** Begin **
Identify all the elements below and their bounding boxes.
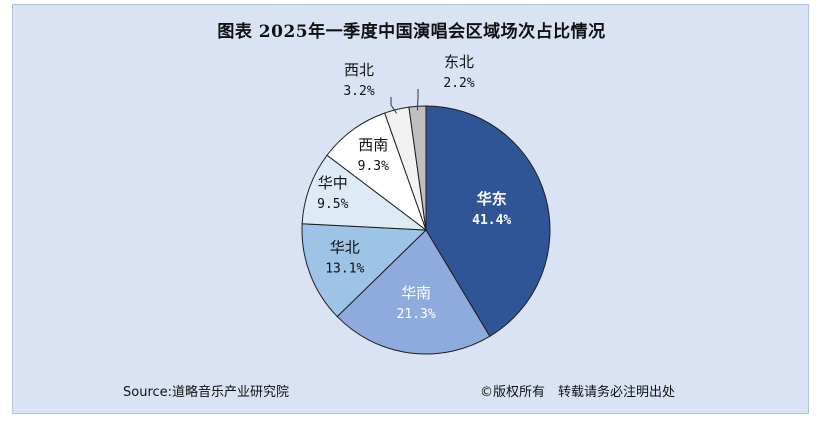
slice-6-name-label: 西北 bbox=[344, 61, 374, 79]
slice-6-value-label: 3.2% bbox=[343, 84, 374, 99]
pie-slices bbox=[301, 105, 551, 355]
slice-3-name-label: 华北 bbox=[330, 239, 360, 257]
slice-4-value-label: 9.5% bbox=[317, 197, 348, 212]
source-note: Source:道略音乐产业研究院 bbox=[123, 385, 290, 400]
slice-5-name-label: 西南 bbox=[358, 136, 388, 154]
slice-7-value-label: 2.2% bbox=[443, 76, 474, 91]
slice-7-name-label: 东北 bbox=[444, 53, 474, 71]
slice-1-name-label: 华东 bbox=[477, 190, 507, 208]
chart-frame: 图表 2025年一季度中国演唱会区域场次占比情况 华东 41.4% 华南 21.3% 华… bbox=[12, 4, 809, 414]
slice-6-leader-line bbox=[390, 97, 398, 114]
pie-chart: 华东 41.4% 华南 21.3% 华北 13.1% 华中 9.5% 西南 9.3% 西北 3.2% 东… bbox=[301, 53, 551, 355]
leader-lines bbox=[390, 89, 419, 114]
slice-2-wedge bbox=[336, 229, 491, 355]
slice-3-value-label: 13.1% bbox=[325, 262, 364, 277]
slice-1-wedge bbox=[425, 105, 551, 338]
slice-3-wedge bbox=[301, 223, 428, 318]
slice-7-leader-line bbox=[416, 89, 419, 111]
slice-labels: 华东 41.4% 华南 21.3% 华北 13.1% 华中 9.5% 西南 9.3% 西北 3.2% 东… bbox=[317, 53, 511, 322]
slice-1-value-label: 41.4% bbox=[472, 213, 511, 228]
slice-5-value-label: 9.3% bbox=[358, 159, 389, 174]
copyright-note: ©版权所有 转载请务必注明出处 bbox=[480, 385, 676, 400]
slice-2-name-label: 华南 bbox=[401, 284, 431, 302]
slice-2-value-label: 21.3% bbox=[397, 307, 436, 322]
chart-title: 图表 2025年一季度中国演唱会区域场次占比情况 bbox=[217, 22, 606, 42]
slice-4-name-label: 华中 bbox=[318, 174, 348, 192]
** End **
• _What you are asked to do_
Reproduce word for word the part of the records above that opens with the line containing "slice-6-name-label: 西北 bbox=[344, 61, 374, 79]" and closes with the line containing "slice-7-leader-line bbox=[416, 89, 419, 111]".

• _Full response_
slice-6-name-label: 西北 bbox=[344, 61, 374, 79]
slice-6-value-label: 3.2% bbox=[343, 84, 374, 99]
pie-slices bbox=[301, 105, 551, 355]
slice-3-name-label: 华北 bbox=[330, 239, 360, 257]
slice-4-value-label: 9.5% bbox=[317, 197, 348, 212]
source-note: Source:道略音乐产业研究院 bbox=[123, 385, 290, 400]
slice-5-name-label: 西南 bbox=[358, 136, 388, 154]
slice-7-value-label: 2.2% bbox=[443, 76, 474, 91]
slice-7-name-label: 东北 bbox=[444, 53, 474, 71]
slice-1-name-label: 华东 bbox=[477, 190, 507, 208]
chart-frame: 图表 2025年一季度中国演唱会区域场次占比情况 华东 41.4% 华南 21.3% 华… bbox=[12, 4, 809, 414]
slice-6-leader-line bbox=[390, 97, 398, 114]
pie-chart: 华东 41.4% 华南 21.3% 华北 13.1% 华中 9.5% 西南 9.3% 西北 3.2% 东… bbox=[301, 53, 551, 355]
leader-lines bbox=[390, 89, 419, 114]
slice-2-wedge bbox=[336, 229, 491, 355]
slice-3-value-label: 13.1% bbox=[325, 262, 364, 277]
slice-1-wedge bbox=[425, 105, 551, 338]
slice-3-wedge bbox=[301, 223, 428, 318]
slice-7-leader-line bbox=[416, 89, 419, 111]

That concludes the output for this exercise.